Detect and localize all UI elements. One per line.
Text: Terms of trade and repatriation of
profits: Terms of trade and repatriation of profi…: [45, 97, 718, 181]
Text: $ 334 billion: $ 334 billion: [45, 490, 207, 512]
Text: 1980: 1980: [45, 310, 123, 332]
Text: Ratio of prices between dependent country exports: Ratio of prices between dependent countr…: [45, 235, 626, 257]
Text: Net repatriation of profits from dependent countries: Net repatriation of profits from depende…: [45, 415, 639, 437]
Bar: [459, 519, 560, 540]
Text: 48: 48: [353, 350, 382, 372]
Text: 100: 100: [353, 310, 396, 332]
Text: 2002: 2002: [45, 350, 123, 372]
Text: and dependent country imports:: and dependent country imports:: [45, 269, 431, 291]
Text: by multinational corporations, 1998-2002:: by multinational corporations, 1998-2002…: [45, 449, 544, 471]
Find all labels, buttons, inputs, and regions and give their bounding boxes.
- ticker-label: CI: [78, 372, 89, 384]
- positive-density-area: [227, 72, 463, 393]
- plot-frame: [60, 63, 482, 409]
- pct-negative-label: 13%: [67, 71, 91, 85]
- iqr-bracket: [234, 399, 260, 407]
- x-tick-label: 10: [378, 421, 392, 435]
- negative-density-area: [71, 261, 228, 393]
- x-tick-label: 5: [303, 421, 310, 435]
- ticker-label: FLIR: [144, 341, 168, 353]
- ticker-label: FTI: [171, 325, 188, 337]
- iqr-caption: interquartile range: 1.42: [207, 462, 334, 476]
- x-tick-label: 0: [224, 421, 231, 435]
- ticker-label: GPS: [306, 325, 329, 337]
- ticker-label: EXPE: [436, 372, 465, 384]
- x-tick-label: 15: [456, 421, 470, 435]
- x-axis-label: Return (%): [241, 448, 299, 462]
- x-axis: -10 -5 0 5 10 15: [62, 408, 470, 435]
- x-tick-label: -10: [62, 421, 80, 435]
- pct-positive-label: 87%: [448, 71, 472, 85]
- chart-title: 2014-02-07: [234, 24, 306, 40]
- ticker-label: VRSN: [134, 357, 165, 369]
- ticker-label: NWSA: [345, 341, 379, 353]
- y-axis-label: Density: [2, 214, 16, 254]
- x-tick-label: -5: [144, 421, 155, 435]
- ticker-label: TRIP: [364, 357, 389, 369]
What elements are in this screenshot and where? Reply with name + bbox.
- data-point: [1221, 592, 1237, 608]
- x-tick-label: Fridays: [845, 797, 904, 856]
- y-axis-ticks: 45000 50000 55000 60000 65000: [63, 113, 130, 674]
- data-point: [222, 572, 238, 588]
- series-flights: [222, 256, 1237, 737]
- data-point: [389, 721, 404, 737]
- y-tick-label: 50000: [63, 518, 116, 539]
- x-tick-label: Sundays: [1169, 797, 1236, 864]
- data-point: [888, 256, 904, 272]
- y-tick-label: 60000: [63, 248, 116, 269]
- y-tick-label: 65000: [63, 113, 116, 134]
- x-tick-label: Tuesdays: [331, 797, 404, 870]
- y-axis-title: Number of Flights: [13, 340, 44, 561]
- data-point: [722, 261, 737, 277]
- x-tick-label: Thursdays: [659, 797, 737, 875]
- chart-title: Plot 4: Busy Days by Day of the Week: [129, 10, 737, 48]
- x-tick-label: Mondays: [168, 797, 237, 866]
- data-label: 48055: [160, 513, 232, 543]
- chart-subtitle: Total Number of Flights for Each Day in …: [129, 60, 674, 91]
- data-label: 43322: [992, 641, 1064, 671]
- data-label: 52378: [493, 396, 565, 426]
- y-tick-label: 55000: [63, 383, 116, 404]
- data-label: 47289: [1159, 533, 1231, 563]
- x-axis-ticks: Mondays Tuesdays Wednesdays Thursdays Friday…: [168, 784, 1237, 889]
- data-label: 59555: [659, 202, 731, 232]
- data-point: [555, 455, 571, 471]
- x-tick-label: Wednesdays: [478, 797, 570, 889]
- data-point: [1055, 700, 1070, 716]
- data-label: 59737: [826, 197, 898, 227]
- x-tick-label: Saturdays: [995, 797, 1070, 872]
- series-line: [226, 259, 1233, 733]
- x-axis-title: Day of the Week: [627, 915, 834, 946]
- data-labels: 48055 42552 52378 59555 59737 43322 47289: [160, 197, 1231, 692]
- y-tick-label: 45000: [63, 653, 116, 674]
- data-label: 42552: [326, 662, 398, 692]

- **DIRECTION**:
Switch "repatriation" to "transfer" in the lines running from the first one through the line containing "Text: 1980: 1980: [45, 310, 123, 332]", and return those lines with nothing else altered.

- **FULL ANSWER**:
Detect and localize all UI elements. One per line.
Text: Terms of trade and transfer of
profits: Terms of trade and transfer of profi…: [45, 97, 718, 181]
Text: $ 334 billion: $ 334 billion: [45, 490, 207, 512]
Text: 1980: 1980: [45, 310, 123, 332]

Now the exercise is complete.